§ Short exercise
Reproduce every entry that follows word for word, but omit the images.

(Records from a dataset)
»»

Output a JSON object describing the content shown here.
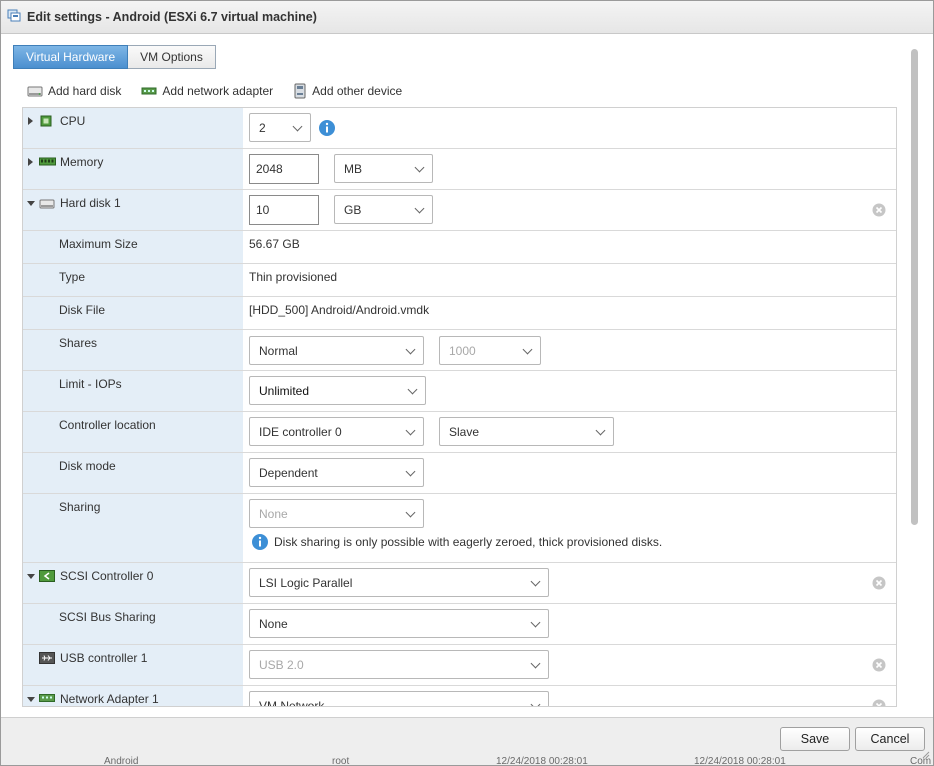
{
  "window": {
    "title": "Edit settings - Android (ESXi 6.7 virtual machine)"
  },
  "tabs": [
    {
      "label": "Virtual Hardware",
      "active": true
    },
    {
      "label": "VM Options",
      "active": false
    }
  ],
  "toolbar": {
    "add_hard_disk": "Add hard disk",
    "add_network_adapter": "Add network adapter",
    "add_other_device": "Add other device"
  },
  "hardware": {
    "cpu": {
      "label": "CPU",
      "value": "2"
    },
    "memory": {
      "label": "Memory",
      "value": "2048",
      "unit": "MB"
    },
    "hard_disk": {
      "label": "Hard disk 1",
      "value": "10",
      "unit": "GB",
      "max_size": {
        "label": "Maximum Size",
        "value": "56.67 GB"
      },
      "type": {
        "label": "Type",
        "value": "Thin provisioned"
      },
      "disk_file": {
        "label": "Disk File",
        "value": "[HDD_500] Android/Android.vmdk"
      },
      "shares": {
        "label": "Shares",
        "value": "Normal",
        "amount": "1000"
      },
      "limit_iops": {
        "label": "Limit - IOPs",
        "value": "Unlimited"
      },
      "controller_location": {
        "label": "Controller location",
        "controller": "IDE controller 0",
        "position": "Slave"
      },
      "disk_mode": {
        "label": "Disk mode",
        "value": "Dependent"
      },
      "sharing": {
        "label": "Sharing",
        "value": "None",
        "note": "Disk sharing is only possible with eagerly zeroed, thick provisioned disks."
      }
    },
    "scsi_controller": {
      "label": "SCSI Controller 0",
      "value": "LSI Logic Parallel",
      "bus_sharing": {
        "label": "SCSI Bus Sharing",
        "value": "None"
      }
    },
    "usb_controller": {
      "label": "USB controller 1",
      "value": "USB 2.0"
    },
    "network_adapter": {
      "label": "Network Adapter 1",
      "value": "VM Network"
    }
  },
  "footer": {
    "save": "Save",
    "cancel": "Cancel"
  },
  "background_row": {
    "name": "Android",
    "user": "root",
    "time1": "12/24/2018 00:28:01",
    "time2": "12/24/2018 00:28:01",
    "status": "Com"
  },
  "colors": {
    "tab_active": "#4b8fcf",
    "label_bg": "#e4eef7",
    "info_blue": "#3d8fd6"
  }
}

««

§ Expected answer
Output a JSON object describing the content shown here.
{
  "window": {
    "title": "Edit settings - Android (ESXi 6.7 virtual machine)"
  },
  "tabs": [
    {
      "label": "Virtual Hardware",
      "active": true
    },
    {
      "label": "VM Options",
      "active": false
    }
  ],
  "toolbar": {
    "add_hard_disk": "Add hard disk",
    "add_network_adapter": "Add network adapter",
    "add_other_device": "Add other device"
  },
  "hardware": {
    "cpu": {
      "label": "CPU",
      "value": "2"
    },
    "memory": {
      "label": "Memory",
      "value": "2048",
      "unit": "MB"
    },
    "hard_disk": {
      "label": "Hard disk 1",
      "value": "10",
      "unit": "GB",
      "max_size": {
        "label": "Maximum Size",
        "value": "56.67 GB"
      },
      "type": {
        "label": "Type",
        "value": "Thin provisioned"
      },
      "disk_file": {
        "label": "Disk File",
        "value": "[HDD_500] Android/Android.vmdk"
      },
      "shares": {
        "label": "Shares",
        "value": "Normal",
        "amount": "1000"
      },
      "limit_iops": {
        "label": "Limit - IOPs",
        "value": "Unlimited"
      },
      "controller_location": {
        "label": "Controller location",
        "controller": "IDE controller 0",
        "position": "Slave"
      },
      "disk_mode": {
        "label": "Disk mode",
        "value": "Dependent"
      },
      "sharing": {
        "label": "Sharing",
        "value": "None",
        "note": "Disk sharing is only possible with eagerly zeroed, thick provisioned disks."
      }
    },
    "scsi_controller": {
      "label": "SCSI Controller 0",
      "value": "LSI Logic Parallel",
      "bus_sharing": {
        "label": "SCSI Bus Sharing",
        "value": "None"
      }
    },
    "usb_controller": {
      "label": "USB controller 1",
      "value": "USB 2.0"
    },
    "network_adapter": {
      "label": "Network Adapter 1",
      "value": "VM Network"
    }
  },
  "footer": {
    "save": "Save",
    "cancel": "Cancel"
  },
  "background_row": {
    "name": "Android",
    "user": "root",
    "time1": "12/24/2018 00:28:01",
    "time2": "12/24/2018 00:28:01",
    "status": "Com"
  },
  "colors": {
    "tab_active": "#4b8fcf",
    "label_bg": "#e4eef7",
    "info_blue": "#3d8fd6"
  }
}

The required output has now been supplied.